Requirement:
Identify all lines in the listing that include the word "network", and copy them out.

Given information:
^^^^

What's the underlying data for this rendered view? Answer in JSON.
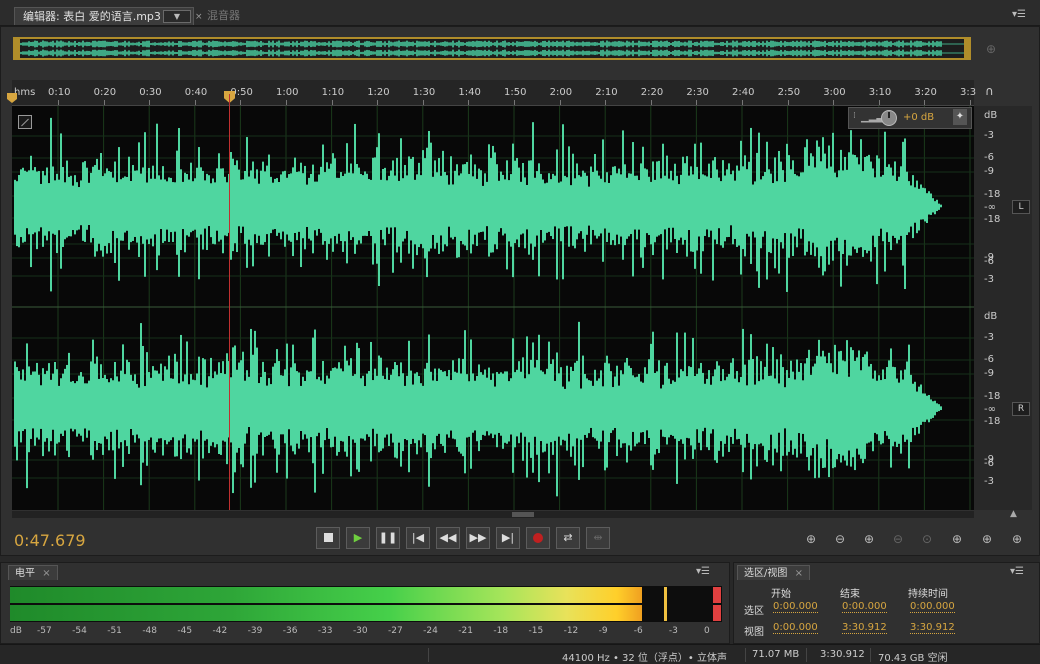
{
  "editor_tab": {
    "label": "编辑器: 表白 爱的语言.mp3",
    "dropdown": "▼",
    "close": "×",
    "mixer_tab": "混音器"
  },
  "ruler": {
    "unit": "hms",
    "ticks": [
      "0:10",
      "0:20",
      "0:30",
      "0:40",
      "0:50",
      "1:00",
      "1:10",
      "1:20",
      "1:30",
      "1:40",
      "1:50",
      "2:00",
      "2:10",
      "2:20",
      "2:30",
      "2:40",
      "2:50",
      "3:00",
      "3:10",
      "3:20",
      "3:3"
    ]
  },
  "gain": {
    "value": "+0 dB"
  },
  "db_scale": {
    "label": "dB",
    "upper_values": [
      "-3",
      "-6",
      "-9",
      "-18",
      "-∞",
      "-18",
      "-9",
      "-6",
      "-3"
    ],
    "channel_left": "L",
    "channel_right": "R"
  },
  "transport": {
    "current_time": "0:47.679",
    "playhead_position": "0:47.679"
  },
  "levels_panel": {
    "tab_label": "电平",
    "close": "×",
    "scale_unit": "dB",
    "scale": [
      "-57",
      "-54",
      "-51",
      "-48",
      "-45",
      "-42",
      "-39",
      "-36",
      "-33",
      "-30",
      "-27",
      "-24",
      "-21",
      "-18",
      "-15",
      "-12",
      "-9",
      "-6",
      "-3",
      "0"
    ],
    "level_left_fraction": 0.903,
    "level_right_fraction": 0.903
  },
  "selection_view_panel": {
    "tab_label": "选区/视图",
    "close": "×",
    "col_start": "开始",
    "col_end": "结束",
    "col_duration": "持续时间",
    "row_selection": "选区",
    "row_view": "视图",
    "selection_start": "0:00.000",
    "selection_end": "0:00.000",
    "selection_duration": "0:00.000",
    "view_start": "0:00.000",
    "view_end": "3:30.912",
    "view_duration": "3:30.912"
  },
  "status_bar": {
    "format": "44100 Hz • 32 位（浮点）• 立体声",
    "file_size": "71.07 MB",
    "duration": "3:30.912",
    "free_space": "70.43 GB 空闲"
  },
  "colors": {
    "waveform": "#4fd6a0",
    "accent_time": "#d7a640",
    "playhead": "#c03030"
  }
}
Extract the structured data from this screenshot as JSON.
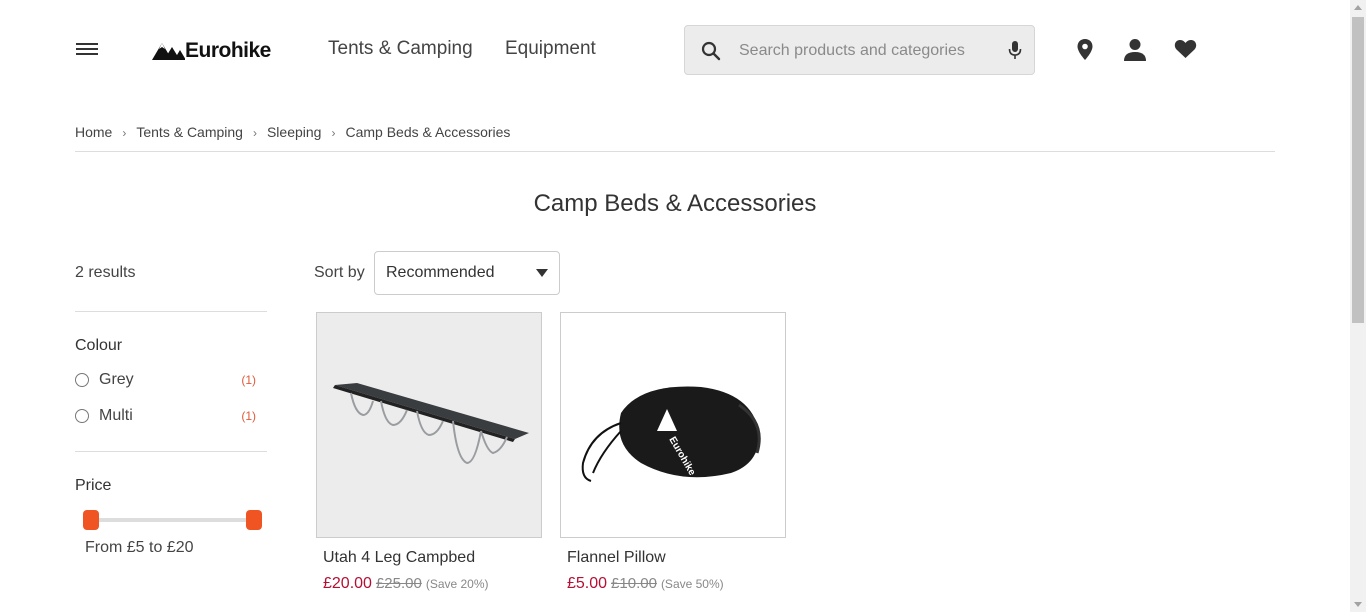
{
  "header": {
    "menu_icon": "hamburger-menu-icon",
    "logo_text": "Eurohike",
    "nav": [
      "Tents & Camping",
      "Equipment"
    ],
    "search_placeholder": "Search products and categories",
    "icons": [
      "search-icon",
      "microphone-icon",
      "location-pin-icon",
      "account-icon",
      "heart-icon"
    ]
  },
  "breadcrumb": [
    "Home",
    "Tents & Camping",
    "Sleeping",
    "Camp Beds & Accessories"
  ],
  "breadcrumb_separator": "›",
  "page_title": "Camp Beds & Accessories",
  "results": {
    "count_label": "2 results"
  },
  "filters": {
    "colour": {
      "heading": "Colour",
      "options": [
        {
          "label": "Grey",
          "count": "(1)"
        },
        {
          "label": "Multi",
          "count": "(1)"
        }
      ]
    },
    "price": {
      "heading": "Price",
      "range_label": "From £5 to £20",
      "min": 5,
      "max": 20
    }
  },
  "sort": {
    "label": "Sort by",
    "selected": "Recommended"
  },
  "products": [
    {
      "name": "Utah 4 Leg Campbed",
      "price": "£20.00",
      "was_price": "£25.00",
      "save": "(Save 20%)"
    },
    {
      "name": "Flannel Pillow",
      "price": "£5.00",
      "was_price": "£10.00",
      "save": "(Save 50%)"
    }
  ],
  "colors": {
    "accent": "#f05423",
    "sale_price": "#b50f33",
    "filter_count": "#e05a3a"
  }
}
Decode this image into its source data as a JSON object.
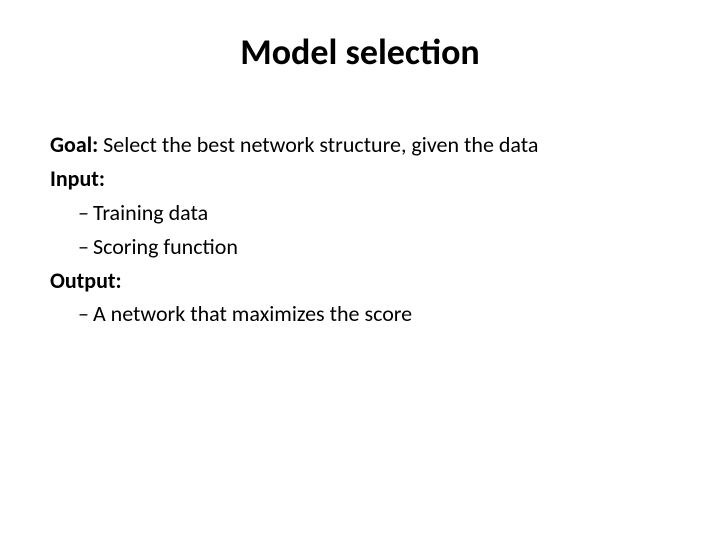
{
  "title": "Model selection",
  "goal": {
    "label": "Goal:",
    "text": " Select the best network structure, given the data"
  },
  "input": {
    "label": "Input:",
    "items": [
      "Training data",
      "Scoring function"
    ]
  },
  "output": {
    "label": "Output:",
    "items": [
      "A network that maximizes the score"
    ]
  }
}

^^^^

Reply:
    "text": " Select the best network structure, given the data"
      "A network that maximizes the score"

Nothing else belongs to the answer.